Text shown -
A link to the syllabus for “Reading Façades” is below. I also point to course documentation, student work, Minnesota’s official pages for the “Architecture as Catalyst” series, material from my Catalyst talk, and recordings of all guest instructor talks. After that appear descriptions of both the Catalyst series and “Reading Façades.” Many thanks to Andrea for inviting me and then teaching with me.


Screen capture of an Agisoft PhotoScan photogrammetric model of Pillsbury Hall at the University of Minnesota

Reading Façades: Integrating Human and Computer Vision
March 2015 | University of Minnesota, with Andrea Johnson | Graduate course for ten students

Links: syllabus (PDF); documentation by Andrea Johnson (PDF); work by students, Sam Daley, Jeremy Bernardy and Erica Hway, Chris Massey and Xin Hu, and Dustin Schipper (ISSUU); official page for “Architecture as Catalyst” (HTML); official page for Catalyst 2015 (HTML); my Catalyst talk (HTML); videos of all Catalyst 2015 guest instructor talks (YouTube)

This course was sponsored by University of Minnesota’s College of Design.


Architecture as Catalyst
Architecture as Catalyst is an annual week-long event, bringing new ideas, conversations, and expertise to the school by inviting guests from around the world to run experimental workshops with graduate students and give public lectures on their work. Each year, the week before spring break, first and second year graduate architecture students engage with the guests and host faculty in intensive five-day workshops, each focused around a unique set of ideas and techniques.

The primary goal of Catalyst is to raise the level of discourse about design and to provoke leaps in perception of what design can be. The workshops serve as intense, rigorous, transformative and creative sparks within the spring semester, and participants then re-engage their peer groups able to share new ways of thinking, communicating and making.

Catalyst guests have ranged from experienced educators to practitioners to artists, both within and outside the discipline of architecture. Workshops span a wide field of topics, such as parametric modeling, digital fabrication, smart materials, sensory objects, food science, filmmaking, sound recording, book arts, stereotomy, and photogrammetry.

“Reading Façades: Integrating Human and Computer Vision”

The data -
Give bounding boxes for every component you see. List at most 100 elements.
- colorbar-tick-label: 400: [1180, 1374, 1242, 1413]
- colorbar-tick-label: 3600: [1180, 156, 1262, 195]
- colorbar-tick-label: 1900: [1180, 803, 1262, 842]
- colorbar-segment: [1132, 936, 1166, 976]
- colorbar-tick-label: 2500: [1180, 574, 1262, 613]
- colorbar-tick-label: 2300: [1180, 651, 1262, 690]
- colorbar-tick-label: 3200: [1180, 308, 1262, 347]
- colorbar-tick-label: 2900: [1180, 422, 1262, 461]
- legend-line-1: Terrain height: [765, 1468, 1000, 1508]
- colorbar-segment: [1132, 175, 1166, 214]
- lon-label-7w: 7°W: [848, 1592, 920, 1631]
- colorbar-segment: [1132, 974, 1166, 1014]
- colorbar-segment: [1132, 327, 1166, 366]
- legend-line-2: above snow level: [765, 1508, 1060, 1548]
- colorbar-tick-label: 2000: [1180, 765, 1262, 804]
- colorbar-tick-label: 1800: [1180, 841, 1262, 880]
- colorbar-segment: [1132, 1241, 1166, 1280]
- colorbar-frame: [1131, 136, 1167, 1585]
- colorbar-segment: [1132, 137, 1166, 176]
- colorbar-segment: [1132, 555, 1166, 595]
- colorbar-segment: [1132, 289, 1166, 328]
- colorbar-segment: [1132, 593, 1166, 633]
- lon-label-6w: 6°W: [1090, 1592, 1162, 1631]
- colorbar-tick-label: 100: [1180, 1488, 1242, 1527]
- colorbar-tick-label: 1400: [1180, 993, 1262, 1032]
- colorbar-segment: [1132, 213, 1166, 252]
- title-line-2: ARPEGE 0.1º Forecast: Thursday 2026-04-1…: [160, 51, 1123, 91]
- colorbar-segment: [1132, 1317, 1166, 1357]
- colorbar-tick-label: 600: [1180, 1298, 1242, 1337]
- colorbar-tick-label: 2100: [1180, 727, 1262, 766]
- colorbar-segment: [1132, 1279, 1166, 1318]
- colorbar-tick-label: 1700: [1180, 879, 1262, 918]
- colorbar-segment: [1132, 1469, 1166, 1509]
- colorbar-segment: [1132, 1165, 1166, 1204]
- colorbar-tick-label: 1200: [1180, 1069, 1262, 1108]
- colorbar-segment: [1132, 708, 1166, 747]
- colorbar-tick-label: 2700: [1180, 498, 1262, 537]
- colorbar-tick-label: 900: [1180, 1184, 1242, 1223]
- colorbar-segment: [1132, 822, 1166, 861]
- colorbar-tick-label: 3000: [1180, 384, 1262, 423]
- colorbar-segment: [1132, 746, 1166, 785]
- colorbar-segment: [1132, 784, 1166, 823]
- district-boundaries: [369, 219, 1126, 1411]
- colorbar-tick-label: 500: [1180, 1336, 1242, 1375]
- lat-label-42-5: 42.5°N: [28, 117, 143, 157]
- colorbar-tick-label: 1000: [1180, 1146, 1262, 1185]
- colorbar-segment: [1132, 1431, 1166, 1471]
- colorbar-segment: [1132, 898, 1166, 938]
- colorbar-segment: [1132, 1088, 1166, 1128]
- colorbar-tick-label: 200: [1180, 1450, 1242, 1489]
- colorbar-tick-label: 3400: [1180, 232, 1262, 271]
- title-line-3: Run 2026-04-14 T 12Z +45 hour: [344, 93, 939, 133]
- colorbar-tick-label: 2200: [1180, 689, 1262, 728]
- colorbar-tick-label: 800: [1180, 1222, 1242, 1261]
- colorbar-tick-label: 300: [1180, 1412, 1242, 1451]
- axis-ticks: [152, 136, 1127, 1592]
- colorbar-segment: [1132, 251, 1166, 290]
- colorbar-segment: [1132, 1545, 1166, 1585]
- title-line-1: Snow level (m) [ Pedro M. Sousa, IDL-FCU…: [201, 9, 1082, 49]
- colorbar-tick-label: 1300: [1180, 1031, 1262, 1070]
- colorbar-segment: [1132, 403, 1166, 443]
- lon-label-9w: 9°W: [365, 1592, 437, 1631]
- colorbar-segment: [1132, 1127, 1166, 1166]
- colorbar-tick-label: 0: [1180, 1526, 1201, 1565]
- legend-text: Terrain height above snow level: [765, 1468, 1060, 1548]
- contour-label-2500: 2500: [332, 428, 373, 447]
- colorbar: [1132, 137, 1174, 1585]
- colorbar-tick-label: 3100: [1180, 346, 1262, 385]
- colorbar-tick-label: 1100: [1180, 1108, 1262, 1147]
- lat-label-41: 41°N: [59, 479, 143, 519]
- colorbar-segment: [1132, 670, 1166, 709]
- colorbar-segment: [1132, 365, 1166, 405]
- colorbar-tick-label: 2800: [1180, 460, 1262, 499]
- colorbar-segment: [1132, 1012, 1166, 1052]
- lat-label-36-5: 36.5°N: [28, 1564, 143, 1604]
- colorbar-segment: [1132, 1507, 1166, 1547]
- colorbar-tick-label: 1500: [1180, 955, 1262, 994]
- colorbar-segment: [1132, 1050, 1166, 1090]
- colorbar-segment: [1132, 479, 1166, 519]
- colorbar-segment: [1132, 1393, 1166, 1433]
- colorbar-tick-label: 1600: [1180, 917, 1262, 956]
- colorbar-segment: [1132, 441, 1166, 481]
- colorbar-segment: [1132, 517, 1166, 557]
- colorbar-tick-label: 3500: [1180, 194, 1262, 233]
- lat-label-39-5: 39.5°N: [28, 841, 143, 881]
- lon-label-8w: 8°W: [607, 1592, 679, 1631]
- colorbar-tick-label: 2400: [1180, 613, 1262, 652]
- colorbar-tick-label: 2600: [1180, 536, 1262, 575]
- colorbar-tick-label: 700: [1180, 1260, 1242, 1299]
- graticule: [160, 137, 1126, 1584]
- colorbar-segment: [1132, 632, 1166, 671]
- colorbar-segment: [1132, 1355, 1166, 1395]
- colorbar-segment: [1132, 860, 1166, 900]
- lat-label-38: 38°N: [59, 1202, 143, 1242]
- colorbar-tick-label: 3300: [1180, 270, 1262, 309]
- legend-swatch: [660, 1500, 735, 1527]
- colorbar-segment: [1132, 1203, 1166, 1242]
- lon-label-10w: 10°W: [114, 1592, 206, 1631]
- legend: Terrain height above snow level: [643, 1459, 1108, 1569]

To do -
1. Using the Reading Façades page, explain in one to three sentences what the Architecture as Catalyst series aims to achieve and how its workshops serve that aim.
2. Answer these from the Reading Façades page:
(a) How many students took the graduate course?
(b) Which college sponsored the course?
(c) At what point in the year do the Catalyst workshops take place?
3. Carry on the Reading Façades page from its last line.
The listing comes from a different source than the Reading Façades page.

Results of the exercise -
1. Catalyst's primary goal is to raise the level of discourse about design and to provoke leaps in perception of what design can be. The workshops serve this as intense, rigorous, transformative and creative sparks within the spring semester. Participants then return to their peer groups able to share new ways of thinking, communicating and making.

2.
(a) Ten.
(b) The University of Minnesota's College of Design.
(c) The week before spring break.

3.
Guest Instructor: Jentery Sayers, University of Victoria
Faculty Instructor: Andrea J. Johnson, AIA, LEED BD+C, UMN School of Architecture

How does the emergence of computer vision, or machine phenomenology, inform our interpretations of the built environment? How can the face or exterior of a building be detected, organized, and understood? Instead of approaching human and computer vision in a binary fashion, how might they be blended to ask questions about society, technology, and design? In this workshop, we will combine image capture, Python programming, and physical computing techniques with object‐detection frameworks in order to not only expand existing perceptions of built environments but also consider the relevance of computer vision to building facade design, archiving, and analysis. Here, the affordances of computer vision to systematically, superficially, and rapidly detect, describe, and model 3D objects will prove informative. These affordances will be combined with critical studies of algorithms and computational culture. Students will participate in hands‐on, introductory workshops on Python, photogrammetry, image processing, machine learning, and physical computing. No previous experience in these areas will be assumed.

Terms:

  • Computer Vision: methods for acquiring, processing, analyzing, and understanding images
  • Object Recognition: task of finding and identifying objects in an image or video sequence
  • Machine Learning: algorithms that can learn from data
  • Photogrammetry: taking measurements from photos to determine locations of surface points
  • Physical Computing: interactive physical systems using software and hardware that can sense and respond to the analog world
  • Python Programming: an open‐source, high‐level, easy to learn programming language

For more information, please see the syllabus for the course.


Featured image and second image, both of Pillsbury Hall, care of Sam Daley, Andrea Johnson, and Architecture as Catalyst at the University of Minnesota. Used with permission. I created this page on 28 July 2019 and last updated it on 30 January 2022.